→ Problem requirements
Return all entries word for word, but drop any images.

→ Dataset content
[START]
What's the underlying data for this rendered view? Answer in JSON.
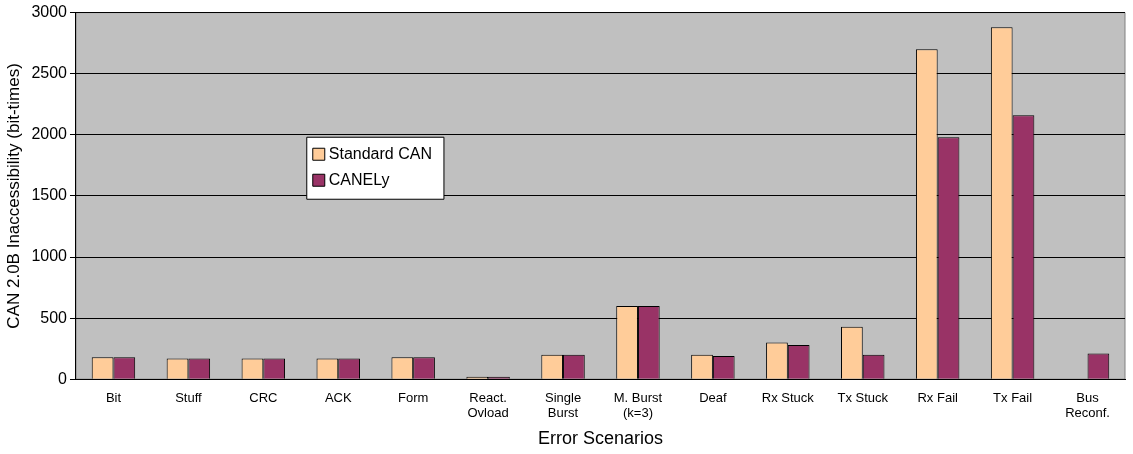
{
  "chart_data": {
    "type": "bar",
    "categories": [
      "Bit",
      "Stuff",
      "CRC",
      "ACK",
      "Form",
      "React.\nOvload",
      "Single\nBurst",
      "M. Burst\n(k=3)",
      "Deaf",
      "Rx Stuck",
      "Tx Stuck",
      "Rx Fail",
      "Tx Fail",
      "Bus\nReconf."
    ],
    "series": [
      {
        "name": "Standard CAN",
        "color": "#ffcc99",
        "values": [
          180,
          170,
          170,
          170,
          180,
          20,
          200,
          600,
          200,
          300,
          430,
          2700,
          2880,
          null
        ]
      },
      {
        "name": "CANELy",
        "color": "#993366",
        "values": [
          180,
          170,
          170,
          170,
          180,
          20,
          200,
          600,
          190,
          280,
          200,
          1980,
          2160,
          210
        ]
      }
    ],
    "xlabel": "Error Scenarios",
    "ylabel": "CAN 2.0B Inaccessibility (bit-times)",
    "ylim": [
      0,
      3000
    ],
    "yticks": [
      0,
      500,
      1000,
      1500,
      2000,
      2500,
      3000
    ],
    "grid": "y",
    "legend": "top left"
  }
}
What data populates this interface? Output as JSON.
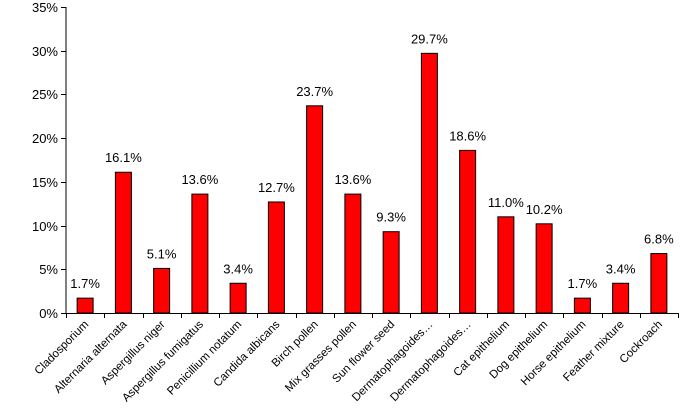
{
  "chart_data": {
    "type": "bar",
    "categories": [
      "Cladosporium",
      "Alternaria alternata",
      "Aspergillus niger",
      "Aspergillus fumigatus",
      "Penicillium notatum",
      "Candida albicans",
      "Birch pollen",
      "Mix grasses pollen",
      "Sun flower seed",
      "Dermatophagoides…",
      "Dermatophagoides…",
      "Cat epithelium",
      "Dog epithelium",
      "Horse epithelium",
      "Feather mixture",
      "Cockroach"
    ],
    "values": [
      1.7,
      16.1,
      5.1,
      13.6,
      3.4,
      12.7,
      23.7,
      13.6,
      9.3,
      29.7,
      18.6,
      11.0,
      10.2,
      1.7,
      3.4,
      6.8
    ],
    "data_labels": [
      "1.7%",
      "16.1%",
      "5.1%",
      "13.6%",
      "3.4%",
      "12.7%",
      "23.7%",
      "13.6%",
      "9.3%",
      "29.7%",
      "18.6%",
      "11.0%",
      "10.2%",
      "1.7%",
      "3.4%",
      "6.8%"
    ],
    "title": "",
    "xlabel": "",
    "ylabel": "",
    "ylim": [
      0,
      35
    ],
    "y_ticks": [
      0,
      5,
      10,
      15,
      20,
      25,
      30,
      35
    ],
    "y_tick_labels": [
      "0%",
      "5%",
      "10%",
      "15%",
      "20%",
      "25%",
      "30%",
      "35%"
    ],
    "bar_color": "#ff0000",
    "bar_edge_color": "#000000",
    "grid": false,
    "legend": "none"
  }
}
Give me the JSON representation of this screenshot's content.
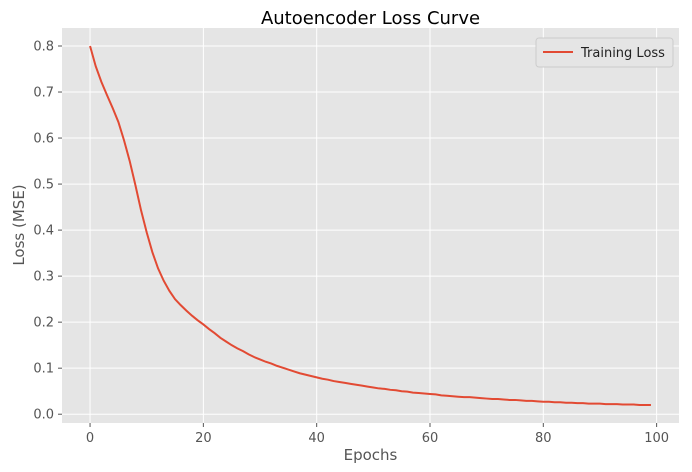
{
  "chart_data": {
    "type": "line",
    "title": "Autoencoder Loss Curve",
    "xlabel": "Epochs",
    "ylabel": "Loss (MSE)",
    "xlim": [
      -4.95,
      103.95
    ],
    "ylim": [
      -0.0191,
      0.8391
    ],
    "xticks": [
      0,
      20,
      40,
      60,
      80,
      100
    ],
    "yticks": [
      0.0,
      0.1,
      0.2,
      0.3,
      0.4,
      0.5,
      0.6,
      0.7,
      0.8
    ],
    "xtick_labels": [
      "0",
      "20",
      "40",
      "60",
      "80",
      "100"
    ],
    "ytick_labels": [
      "0.0",
      "0.1",
      "0.2",
      "0.3",
      "0.4",
      "0.5",
      "0.6",
      "0.7",
      "0.8"
    ],
    "grid": true,
    "legend_position": "top-right",
    "colors": {
      "line": "#E24A33",
      "plot_background": "#E5E5E5",
      "grid": "#FFFFFF"
    },
    "series": [
      {
        "name": "Training Loss",
        "x": [
          0,
          1,
          2,
          3,
          4,
          5,
          6,
          7,
          8,
          9,
          10,
          11,
          12,
          13,
          14,
          15,
          16,
          17,
          18,
          19,
          20,
          21,
          22,
          23,
          24,
          25,
          26,
          27,
          28,
          29,
          30,
          31,
          32,
          33,
          34,
          35,
          36,
          37,
          38,
          39,
          40,
          41,
          42,
          43,
          44,
          45,
          46,
          47,
          48,
          49,
          50,
          51,
          52,
          53,
          54,
          55,
          56,
          57,
          58,
          59,
          60,
          61,
          62,
          63,
          64,
          65,
          66,
          67,
          68,
          69,
          70,
          71,
          72,
          73,
          74,
          75,
          76,
          77,
          78,
          79,
          80,
          81,
          82,
          83,
          84,
          85,
          86,
          87,
          88,
          89,
          90,
          91,
          92,
          93,
          94,
          95,
          96,
          97,
          98,
          99
        ],
        "y": [
          0.8,
          0.756,
          0.722,
          0.693,
          0.665,
          0.635,
          0.595,
          0.55,
          0.498,
          0.443,
          0.395,
          0.352,
          0.317,
          0.29,
          0.268,
          0.25,
          0.237,
          0.225,
          0.214,
          0.204,
          0.195,
          0.185,
          0.176,
          0.166,
          0.158,
          0.15,
          0.143,
          0.137,
          0.13,
          0.124,
          0.119,
          0.114,
          0.11,
          0.105,
          0.101,
          0.097,
          0.093,
          0.089,
          0.086,
          0.083,
          0.08,
          0.077,
          0.075,
          0.072,
          0.07,
          0.068,
          0.066,
          0.064,
          0.062,
          0.06,
          0.058,
          0.056,
          0.055,
          0.053,
          0.052,
          0.05,
          0.049,
          0.047,
          0.046,
          0.045,
          0.044,
          0.043,
          0.041,
          0.04,
          0.039,
          0.038,
          0.037,
          0.037,
          0.036,
          0.035,
          0.034,
          0.033,
          0.033,
          0.032,
          0.031,
          0.031,
          0.03,
          0.029,
          0.029,
          0.028,
          0.027,
          0.027,
          0.026,
          0.026,
          0.025,
          0.025,
          0.024,
          0.024,
          0.023,
          0.023,
          0.023,
          0.022,
          0.022,
          0.022,
          0.021,
          0.021,
          0.021,
          0.02,
          0.02,
          0.02
        ]
      }
    ]
  }
}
[END]
→ Task solution
What's the underlying data for this rendered view? Answer in JSON.
{
  "chart_data": {
    "type": "bar",
    "categories": [
      "Bit",
      "Stuff",
      "CRC",
      "ACK",
      "Form",
      "React.\nOvload",
      "Single\nBurst",
      "M. Burst\n(k=3)",
      "Deaf",
      "Rx Stuck",
      "Tx Stuck",
      "Rx Fail",
      "Tx Fail",
      "Bus\nReconf."
    ],
    "series": [
      {
        "name": "Standard CAN",
        "color": "#ffcc99",
        "values": [
          180,
          170,
          170,
          170,
          180,
          20,
          200,
          600,
          200,
          300,
          430,
          2700,
          2880,
          null
        ]
      },
      {
        "name": "CANELy",
        "color": "#993366",
        "values": [
          180,
          170,
          170,
          170,
          180,
          20,
          200,
          600,
          190,
          280,
          200,
          1980,
          2160,
          210
        ]
      }
    ],
    "xlabel": "Error Scenarios",
    "ylabel": "CAN 2.0B Inaccessibility (bit-times)",
    "ylim": [
      0,
      3000
    ],
    "yticks": [
      0,
      500,
      1000,
      1500,
      2000,
      2500,
      3000
    ],
    "grid": "y",
    "legend": "top left"
  }
}
What data populates this interface? Output as JSON.
{
  "chart_data": {
    "type": "bar",
    "categories": [
      "Cladosporium",
      "Alternaria alternata",
      "Aspergillus niger",
      "Aspergillus fumigatus",
      "Penicillium notatum",
      "Candida albicans",
      "Birch pollen",
      "Mix grasses pollen",
      "Sun flower seed",
      "Dermatophagoides…",
      "Dermatophagoides…",
      "Cat epithelium",
      "Dog epithelium",
      "Horse epithelium",
      "Feather mixture",
      "Cockroach"
    ],
    "values": [
      1.7,
      16.1,
      5.1,
      13.6,
      3.4,
      12.7,
      23.7,
      13.6,
      9.3,
      29.7,
      18.6,
      11.0,
      10.2,
      1.7,
      3.4,
      6.8
    ],
    "data_labels": [
      "1.7%",
      "16.1%",
      "5.1%",
      "13.6%",
      "3.4%",
      "12.7%",
      "23.7%",
      "13.6%",
      "9.3%",
      "29.7%",
      "18.6%",
      "11.0%",
      "10.2%",
      "1.7%",
      "3.4%",
      "6.8%"
    ],
    "title": "",
    "xlabel": "",
    "ylabel": "",
    "ylim": [
      0,
      35
    ],
    "y_ticks": [
      0,
      5,
      10,
      15,
      20,
      25,
      30,
      35
    ],
    "y_tick_labels": [
      "0%",
      "5%",
      "10%",
      "15%",
      "20%",
      "25%",
      "30%",
      "35%"
    ],
    "bar_color": "#ff0000",
    "bar_edge_color": "#000000",
    "grid": false,
    "legend": "none"
  }
}
Give me the JSON representation of this screenshot's content.
{
  "chart_data": {
    "type": "line",
    "title": "Autoencoder Loss Curve",
    "xlabel": "Epochs",
    "ylabel": "Loss (MSE)",
    "xlim": [
      -4.95,
      103.95
    ],
    "ylim": [
      -0.0191,
      0.8391
    ],
    "xticks": [
      0,
      20,
      40,
      60,
      80,
      100
    ],
    "yticks": [
      0.0,
      0.1,
      0.2,
      0.3,
      0.4,
      0.5,
      0.6,
      0.7,
      0.8
    ],
    "xtick_labels": [
      "0",
      "20",
      "40",
      "60",
      "80",
      "100"
    ],
    "ytick_labels": [
      "0.0",
      "0.1",
      "0.2",
      "0.3",
      "0.4",
      "0.5",
      "0.6",
      "0.7",
      "0.8"
    ],
    "grid": true,
    "legend_position": "top-right",
    "colors": {
      "line": "#E24A33",
      "plot_background": "#E5E5E5",
      "grid": "#FFFFFF"
    },
    "series": [
      {
        "name": "Training Loss",
        "x": [
          0,
          1,
          2,
          3,
          4,
          5,
          6,
          7,
          8,
          9,
          10,
          11,
          12,
          13,
          14,
          15,
          16,
          17,
          18,
          19,
          20,
          21,
          22,
          23,
          24,
          25,
          26,
          27,
          28,
          29,
          30,
          31,
          32,
          33,
          34,
          35,
          36,
          37,
          38,
          39,
          40,
          41,
          42,
          43,
          44,
          45,
          46,
          47,
          48,
          49,
          50,
          51,
          52,
          53,
          54,
          55,
          56,
          57,
          58,
          59,
          60,
          61,
          62,
          63,
          64,
          65,
          66,
          67,
          68,
          69,
          70,
          71,
          72,
          73,
          74,
          75,
          76,
          77,
          78,
          79,
          80,
          81,
          82,
          83,
          84,
          85,
          86,
          87,
          88,
          89,
          90,
          91,
          92,
          93,
          94,
          95,
          96,
          97,
          98,
          99
        ],
        "y": [
          0.8,
          0.756,
          0.722,
          0.693,
          0.665,
          0.635,
          0.595,
          0.55,
          0.498,
          0.443,
          0.395,
          0.352,
          0.317,
          0.29,
          0.268,
          0.25,
          0.237,
          0.225,
          0.214,
          0.204,
          0.195,
          0.185,
          0.176,
          0.166,
          0.158,
          0.15,
          0.143,
          0.137,
          0.13,
          0.124,
          0.119,
          0.114,
          0.11,
          0.105,
          0.101,
          0.097,
          0.093,
          0.089,
          0.086,
          0.083,
          0.08,
          0.077,
          0.075,
          0.072,
          0.07,
          0.068,
          0.066,
          0.064,
          0.062,
          0.06,
          0.058,
          0.056,
          0.055,
          0.053,
          0.052,
          0.05,
          0.049,
          0.047,
          0.046,
          0.045,
          0.044,
          0.043,
          0.041,
          0.04,
          0.039,
          0.038,
          0.037,
          0.037,
          0.036,
          0.035,
          0.034,
          0.033,
          0.033,
          0.032,
          0.031,
          0.031,
          0.03,
          0.029,
          0.029,
          0.028,
          0.027,
          0.027,
          0.026,
          0.026,
          0.025,
          0.025,
          0.024,
          0.024,
          0.023,
          0.023,
          0.023,
          0.022,
          0.022,
          0.022,
          0.021,
          0.021,
          0.021,
          0.02,
          0.02,
          0.02
        ]
      }
    ]
  }
}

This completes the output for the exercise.